** Start Page text **

A tile map is a map in which each region is represented by a single
tile of the same shape and size. For example, a square tile map of the
United States would consist of square tiles of the same size for each
state, regardless of the geographic area of each state. When creating a
tile map, the goal is to arrange tiles in a manner that preserves local
relationships between regions, as well as the overall shape of the
original map. Using a tile map is advantageous when trying to visualize
data where the importance of a region does not depend on the geographic
area of the region. Tile maps prevent regions with large areas from
dominating a map and prevent regions with small areas from going
unnoticed. The tilemaps
package implements an algorithm for
creating tile maps that was proposed by Graham McNeill and Scott Hale in
the paper “Generating Tile Maps” (2017). The package allows the
user to generate a single tile map or many tile maps, which can be
compared by using cost functions or by plotting the maps.
To create a single tile map, the generate_map()
function
can be used. In the following example, a tile map with flat-topped
hexagons is generated for the contiguous United States using the
governors
dataset, which is part of the
tilemaps
package.
governors <- governors %>%
mutate(tile_map = generate_map(geometry, square = FALSE, flat_topped = TRUE))

** End Page text **
** Start Given data **

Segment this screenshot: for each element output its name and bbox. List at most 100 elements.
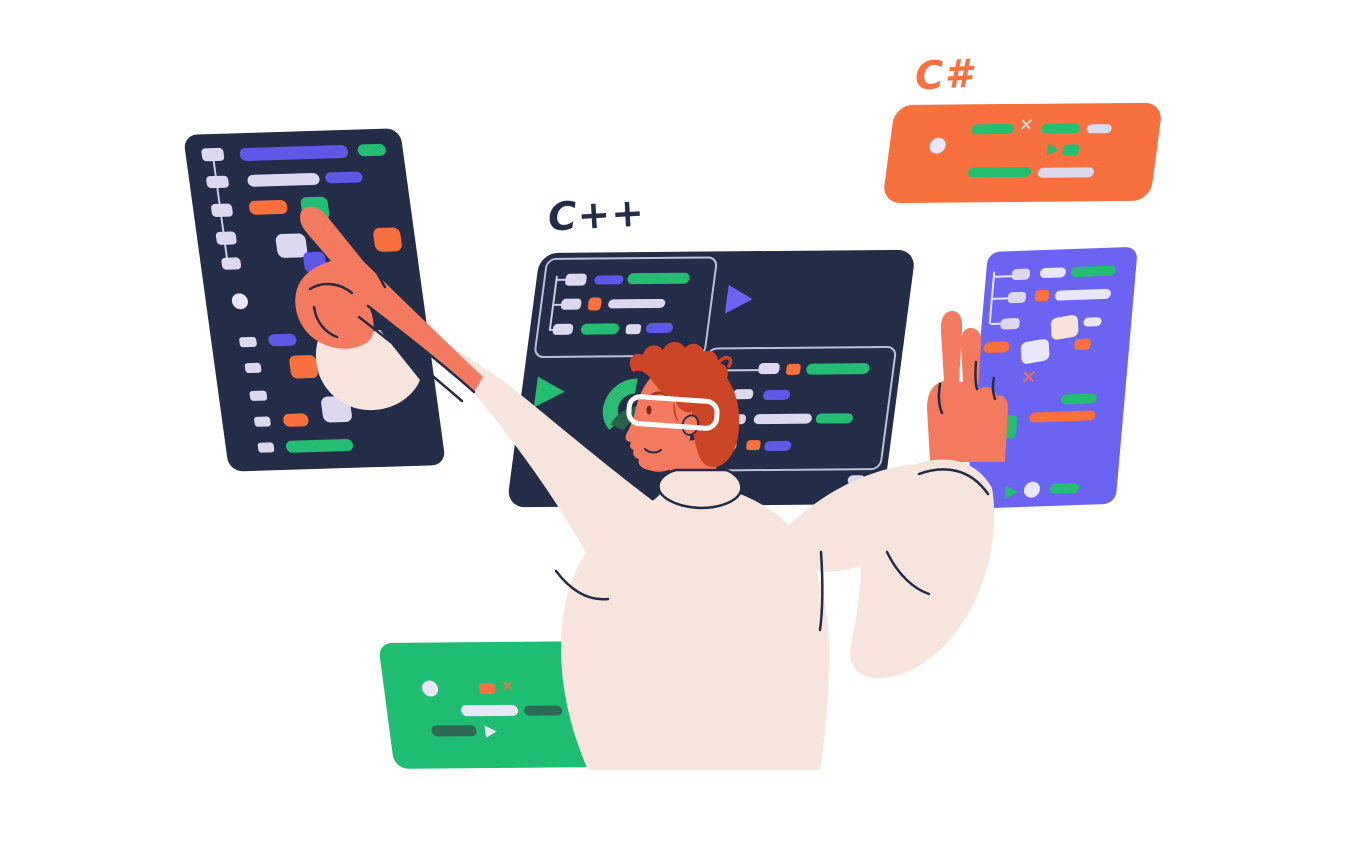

** End Given data **

[Stated problem]
Answer from the tilemaps page:
(a) Who proposed the algorithm that the tilemaps package implements, and in which paper?
(b) Which function is used to create a single tile map?
(c) In the example, what kind of tile is used, and which dataset supplies the data?

[Complete response]
(a) Graham McNeill and Scott Hale, in "Generating Tile Maps" (2017).
(b) generate_map()
(c) Flat-topped hexagons, with the governors dataset from the tilemaps package.